Set task: Find each line with the string "object" and report it.

Material for this task:
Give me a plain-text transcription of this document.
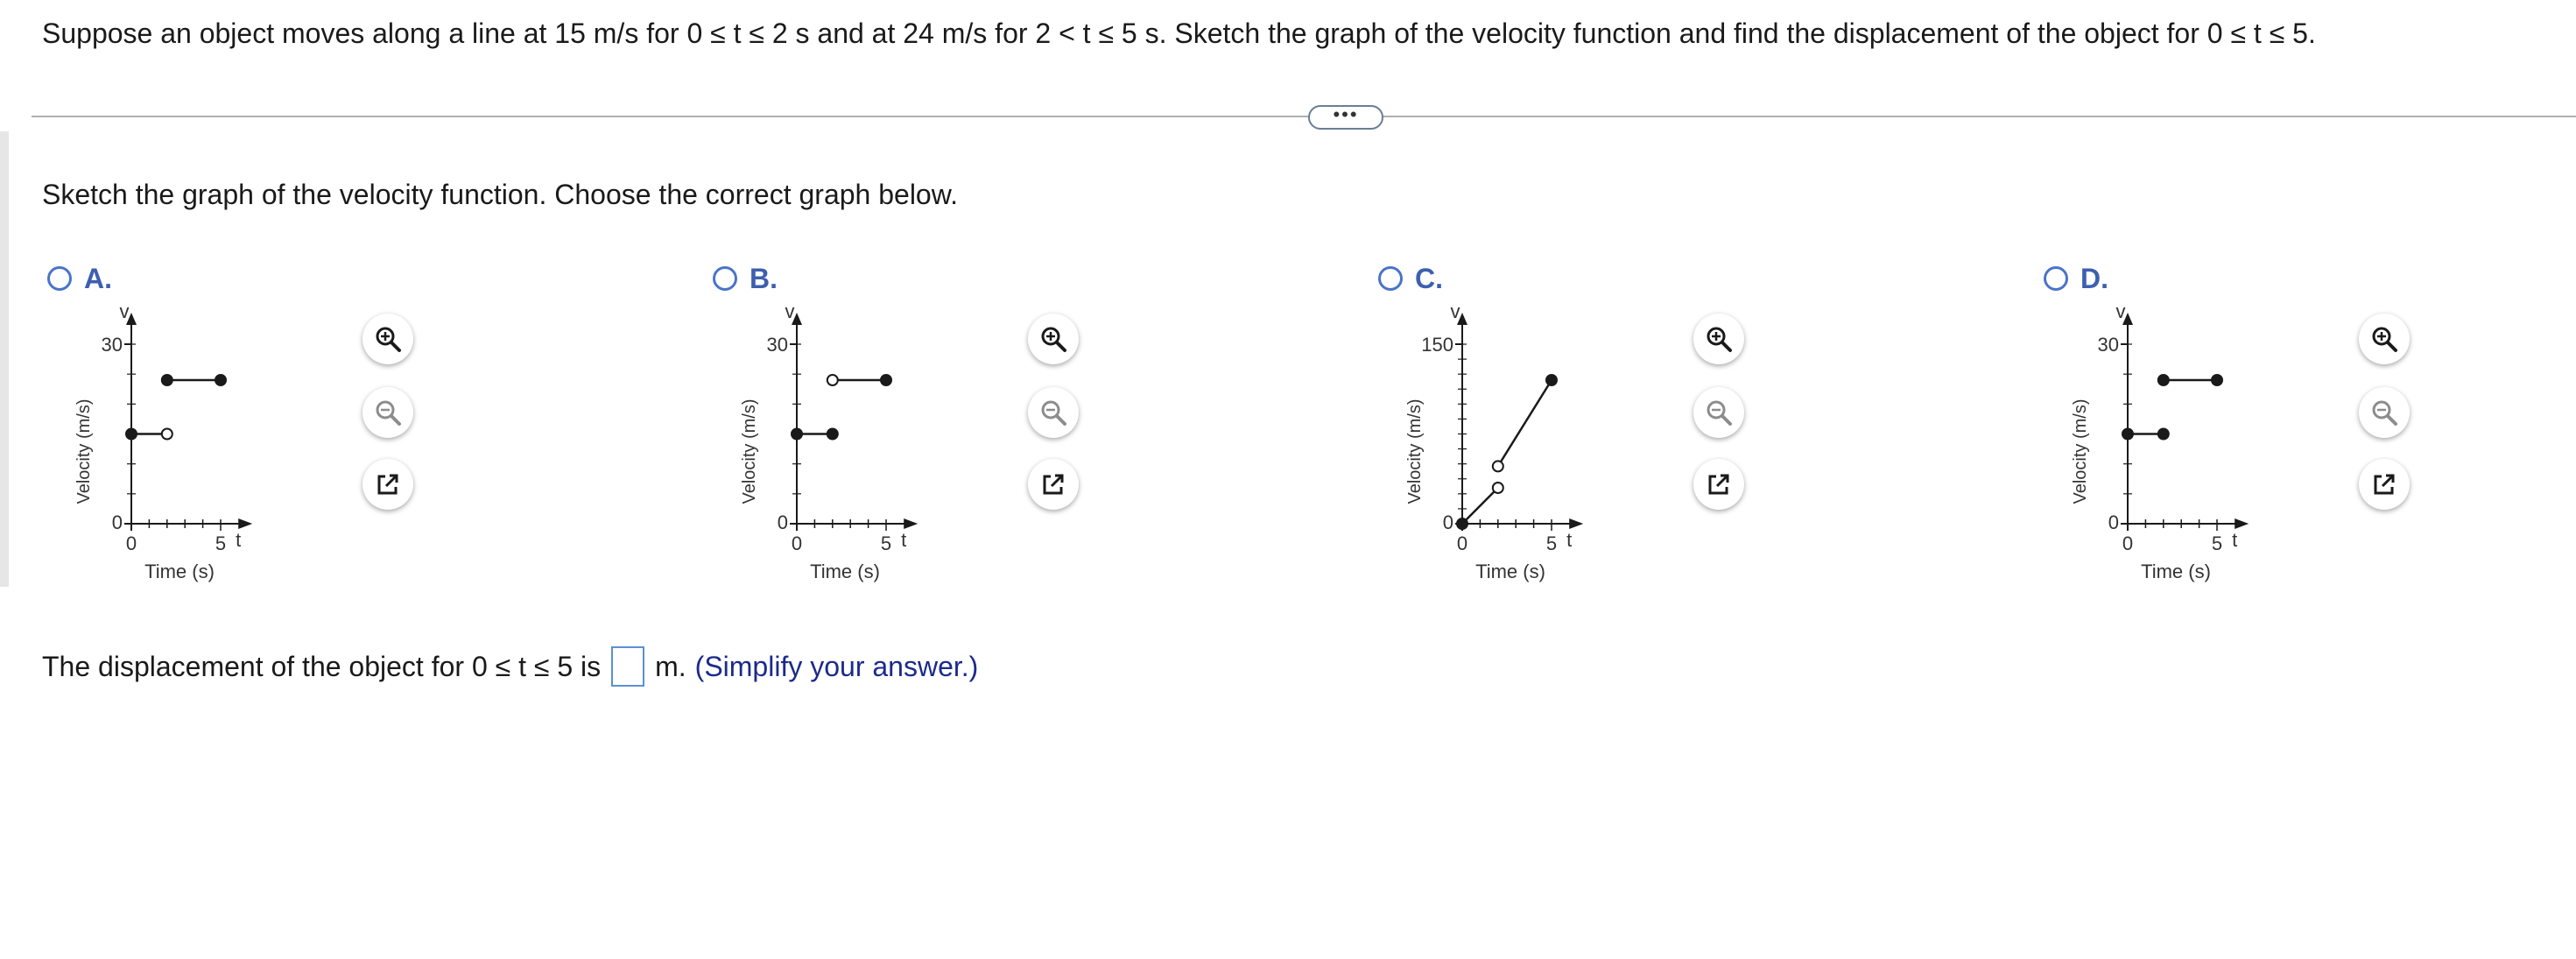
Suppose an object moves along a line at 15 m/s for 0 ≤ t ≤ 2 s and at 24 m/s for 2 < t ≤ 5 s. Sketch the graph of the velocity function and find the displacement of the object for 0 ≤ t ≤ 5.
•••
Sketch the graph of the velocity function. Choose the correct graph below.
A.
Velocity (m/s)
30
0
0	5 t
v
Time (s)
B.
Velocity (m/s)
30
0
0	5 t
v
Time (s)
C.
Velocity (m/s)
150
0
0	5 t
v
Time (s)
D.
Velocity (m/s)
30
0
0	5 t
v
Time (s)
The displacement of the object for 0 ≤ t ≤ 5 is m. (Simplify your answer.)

Exercise response:
Suppose an object moves along a line at 15 m/s for 0 ≤ t ≤ 2 s and at 24 m/s for 2 < t ≤ 5 s. Sketch the graph of the velocity function and find the displacement of the object for 0 ≤ t ≤ 5.
The displacement of the object for 0 ≤ t ≤ 5 is m. (Simplify your answer.)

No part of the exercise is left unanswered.